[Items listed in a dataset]
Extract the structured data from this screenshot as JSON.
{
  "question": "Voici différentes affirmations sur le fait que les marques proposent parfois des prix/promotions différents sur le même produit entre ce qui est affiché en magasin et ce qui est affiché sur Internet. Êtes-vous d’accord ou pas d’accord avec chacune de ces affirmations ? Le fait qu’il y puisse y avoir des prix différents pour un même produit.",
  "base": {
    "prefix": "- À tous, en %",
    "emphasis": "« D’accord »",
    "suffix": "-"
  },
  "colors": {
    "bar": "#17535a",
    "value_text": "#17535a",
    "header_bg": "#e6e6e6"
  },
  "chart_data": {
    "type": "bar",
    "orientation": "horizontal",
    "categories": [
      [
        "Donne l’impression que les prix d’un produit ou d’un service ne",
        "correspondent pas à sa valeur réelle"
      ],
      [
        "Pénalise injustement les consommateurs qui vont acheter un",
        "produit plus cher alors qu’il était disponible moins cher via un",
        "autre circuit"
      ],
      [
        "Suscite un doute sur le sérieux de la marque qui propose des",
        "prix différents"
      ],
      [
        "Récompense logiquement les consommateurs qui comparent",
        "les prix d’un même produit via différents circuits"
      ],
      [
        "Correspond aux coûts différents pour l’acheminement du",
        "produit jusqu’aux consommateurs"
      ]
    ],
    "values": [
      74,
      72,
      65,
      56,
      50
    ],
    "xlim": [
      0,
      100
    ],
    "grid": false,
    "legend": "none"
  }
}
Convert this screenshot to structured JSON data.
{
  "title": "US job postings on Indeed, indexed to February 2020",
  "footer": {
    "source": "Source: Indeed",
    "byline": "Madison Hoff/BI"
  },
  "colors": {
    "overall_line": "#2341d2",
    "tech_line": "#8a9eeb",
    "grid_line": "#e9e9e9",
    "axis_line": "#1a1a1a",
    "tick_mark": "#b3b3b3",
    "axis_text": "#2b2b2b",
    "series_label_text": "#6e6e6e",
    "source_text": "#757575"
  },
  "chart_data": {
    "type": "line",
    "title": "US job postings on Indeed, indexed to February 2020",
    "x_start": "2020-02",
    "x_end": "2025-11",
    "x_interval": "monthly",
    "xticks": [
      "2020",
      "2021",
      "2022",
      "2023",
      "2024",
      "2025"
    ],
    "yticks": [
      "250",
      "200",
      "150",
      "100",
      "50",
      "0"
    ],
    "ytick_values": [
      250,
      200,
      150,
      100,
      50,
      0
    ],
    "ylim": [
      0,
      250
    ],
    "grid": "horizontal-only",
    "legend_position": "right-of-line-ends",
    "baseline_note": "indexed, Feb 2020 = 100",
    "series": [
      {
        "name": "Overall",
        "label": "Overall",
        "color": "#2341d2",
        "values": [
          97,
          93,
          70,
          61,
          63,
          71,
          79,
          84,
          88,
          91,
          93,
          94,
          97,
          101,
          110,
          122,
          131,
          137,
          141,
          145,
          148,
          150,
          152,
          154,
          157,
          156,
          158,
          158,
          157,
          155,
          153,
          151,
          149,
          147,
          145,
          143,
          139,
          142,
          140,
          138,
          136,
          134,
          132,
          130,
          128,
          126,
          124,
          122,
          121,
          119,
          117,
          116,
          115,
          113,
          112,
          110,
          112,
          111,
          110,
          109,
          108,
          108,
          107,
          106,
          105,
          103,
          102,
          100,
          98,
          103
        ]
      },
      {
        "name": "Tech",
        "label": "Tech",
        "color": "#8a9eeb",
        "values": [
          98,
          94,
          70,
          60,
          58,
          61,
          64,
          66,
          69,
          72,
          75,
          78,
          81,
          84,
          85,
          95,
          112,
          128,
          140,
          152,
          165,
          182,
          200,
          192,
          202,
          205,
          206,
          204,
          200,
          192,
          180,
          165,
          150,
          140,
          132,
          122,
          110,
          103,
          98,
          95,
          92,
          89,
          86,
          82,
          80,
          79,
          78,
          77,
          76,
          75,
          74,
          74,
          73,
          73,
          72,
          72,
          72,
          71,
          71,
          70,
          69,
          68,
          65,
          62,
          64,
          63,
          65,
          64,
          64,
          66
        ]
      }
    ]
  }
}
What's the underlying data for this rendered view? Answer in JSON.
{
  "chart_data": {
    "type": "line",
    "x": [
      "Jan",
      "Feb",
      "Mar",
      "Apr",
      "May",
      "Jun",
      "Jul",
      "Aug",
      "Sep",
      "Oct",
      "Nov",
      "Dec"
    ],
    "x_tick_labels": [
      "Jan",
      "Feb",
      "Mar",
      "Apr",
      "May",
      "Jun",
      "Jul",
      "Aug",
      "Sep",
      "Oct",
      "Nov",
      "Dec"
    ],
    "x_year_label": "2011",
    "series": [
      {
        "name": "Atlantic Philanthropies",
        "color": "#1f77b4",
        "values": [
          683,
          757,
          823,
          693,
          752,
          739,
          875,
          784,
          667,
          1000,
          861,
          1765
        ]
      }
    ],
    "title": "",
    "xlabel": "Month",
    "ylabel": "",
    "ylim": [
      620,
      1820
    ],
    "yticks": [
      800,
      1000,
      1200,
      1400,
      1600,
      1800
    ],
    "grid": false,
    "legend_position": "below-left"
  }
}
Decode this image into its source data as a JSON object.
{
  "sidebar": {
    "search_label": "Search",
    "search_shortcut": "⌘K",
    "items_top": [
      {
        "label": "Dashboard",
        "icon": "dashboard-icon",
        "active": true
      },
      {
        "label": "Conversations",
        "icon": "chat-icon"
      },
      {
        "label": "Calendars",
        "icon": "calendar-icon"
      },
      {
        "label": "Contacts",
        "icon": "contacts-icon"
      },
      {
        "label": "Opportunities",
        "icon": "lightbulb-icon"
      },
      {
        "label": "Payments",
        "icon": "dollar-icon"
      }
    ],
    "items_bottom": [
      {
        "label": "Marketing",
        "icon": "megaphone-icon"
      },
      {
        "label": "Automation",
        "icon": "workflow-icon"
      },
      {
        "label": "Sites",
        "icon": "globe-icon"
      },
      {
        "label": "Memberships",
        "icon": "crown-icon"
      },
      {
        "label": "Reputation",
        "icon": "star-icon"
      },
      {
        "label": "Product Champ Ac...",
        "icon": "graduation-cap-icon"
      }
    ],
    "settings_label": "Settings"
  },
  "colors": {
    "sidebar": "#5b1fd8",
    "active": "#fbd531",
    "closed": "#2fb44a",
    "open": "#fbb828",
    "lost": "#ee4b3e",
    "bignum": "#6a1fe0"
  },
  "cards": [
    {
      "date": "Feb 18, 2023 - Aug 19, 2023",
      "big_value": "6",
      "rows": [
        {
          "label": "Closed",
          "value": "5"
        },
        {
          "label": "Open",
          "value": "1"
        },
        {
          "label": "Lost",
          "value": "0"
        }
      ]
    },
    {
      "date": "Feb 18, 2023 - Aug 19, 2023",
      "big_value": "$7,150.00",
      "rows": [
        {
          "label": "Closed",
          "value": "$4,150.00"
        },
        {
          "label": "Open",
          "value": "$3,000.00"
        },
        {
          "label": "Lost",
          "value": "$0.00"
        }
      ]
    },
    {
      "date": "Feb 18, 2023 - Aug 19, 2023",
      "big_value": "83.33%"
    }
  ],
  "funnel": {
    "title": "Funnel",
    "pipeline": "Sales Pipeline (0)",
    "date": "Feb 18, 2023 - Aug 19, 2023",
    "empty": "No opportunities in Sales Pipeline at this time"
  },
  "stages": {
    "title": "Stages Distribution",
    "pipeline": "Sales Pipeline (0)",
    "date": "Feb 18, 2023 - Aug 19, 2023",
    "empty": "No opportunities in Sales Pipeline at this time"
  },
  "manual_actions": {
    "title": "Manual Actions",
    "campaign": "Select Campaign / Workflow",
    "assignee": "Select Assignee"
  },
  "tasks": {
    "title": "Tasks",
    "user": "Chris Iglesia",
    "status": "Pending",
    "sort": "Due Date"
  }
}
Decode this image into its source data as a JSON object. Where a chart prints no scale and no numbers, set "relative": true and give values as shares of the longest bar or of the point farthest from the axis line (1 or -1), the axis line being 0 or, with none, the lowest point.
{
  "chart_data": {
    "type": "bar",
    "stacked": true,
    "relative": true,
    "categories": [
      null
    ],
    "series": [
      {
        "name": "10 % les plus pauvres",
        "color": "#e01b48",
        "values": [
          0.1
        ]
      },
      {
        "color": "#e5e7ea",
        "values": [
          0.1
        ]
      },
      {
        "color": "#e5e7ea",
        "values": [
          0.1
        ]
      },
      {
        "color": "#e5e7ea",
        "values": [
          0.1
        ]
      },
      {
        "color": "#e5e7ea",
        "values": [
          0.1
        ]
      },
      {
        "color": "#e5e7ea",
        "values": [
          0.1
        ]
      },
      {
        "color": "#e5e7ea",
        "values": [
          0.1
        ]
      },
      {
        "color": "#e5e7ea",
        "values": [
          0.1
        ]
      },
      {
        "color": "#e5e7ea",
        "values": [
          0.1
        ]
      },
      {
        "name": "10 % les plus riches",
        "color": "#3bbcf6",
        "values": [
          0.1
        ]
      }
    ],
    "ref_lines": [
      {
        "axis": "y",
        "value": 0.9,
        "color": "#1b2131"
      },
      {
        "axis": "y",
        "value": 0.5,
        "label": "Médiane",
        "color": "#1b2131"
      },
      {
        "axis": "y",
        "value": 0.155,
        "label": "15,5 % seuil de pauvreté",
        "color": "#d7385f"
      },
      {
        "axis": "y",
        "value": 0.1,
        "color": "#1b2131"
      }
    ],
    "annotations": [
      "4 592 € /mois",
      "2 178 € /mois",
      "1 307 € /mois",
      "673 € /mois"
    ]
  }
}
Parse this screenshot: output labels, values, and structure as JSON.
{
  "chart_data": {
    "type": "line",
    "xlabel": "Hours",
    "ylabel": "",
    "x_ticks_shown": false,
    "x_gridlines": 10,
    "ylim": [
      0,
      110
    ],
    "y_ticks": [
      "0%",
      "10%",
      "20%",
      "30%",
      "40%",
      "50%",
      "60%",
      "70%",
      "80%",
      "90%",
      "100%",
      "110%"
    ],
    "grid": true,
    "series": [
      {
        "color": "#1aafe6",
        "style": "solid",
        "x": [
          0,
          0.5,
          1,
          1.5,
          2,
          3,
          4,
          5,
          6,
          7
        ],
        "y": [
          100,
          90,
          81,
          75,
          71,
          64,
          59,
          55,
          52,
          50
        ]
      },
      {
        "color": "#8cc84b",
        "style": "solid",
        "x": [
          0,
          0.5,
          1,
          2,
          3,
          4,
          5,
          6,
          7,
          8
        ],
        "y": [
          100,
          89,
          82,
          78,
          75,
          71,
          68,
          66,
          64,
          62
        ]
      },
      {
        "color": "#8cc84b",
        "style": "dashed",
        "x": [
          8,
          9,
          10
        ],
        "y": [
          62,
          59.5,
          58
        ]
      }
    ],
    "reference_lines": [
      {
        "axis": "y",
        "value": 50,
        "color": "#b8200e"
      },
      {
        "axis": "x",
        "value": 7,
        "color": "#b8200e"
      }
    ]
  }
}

## Exercise instructions
Report the count of lines in the entries that contain the string "Select", and nothing besides it.

## Exercise result
2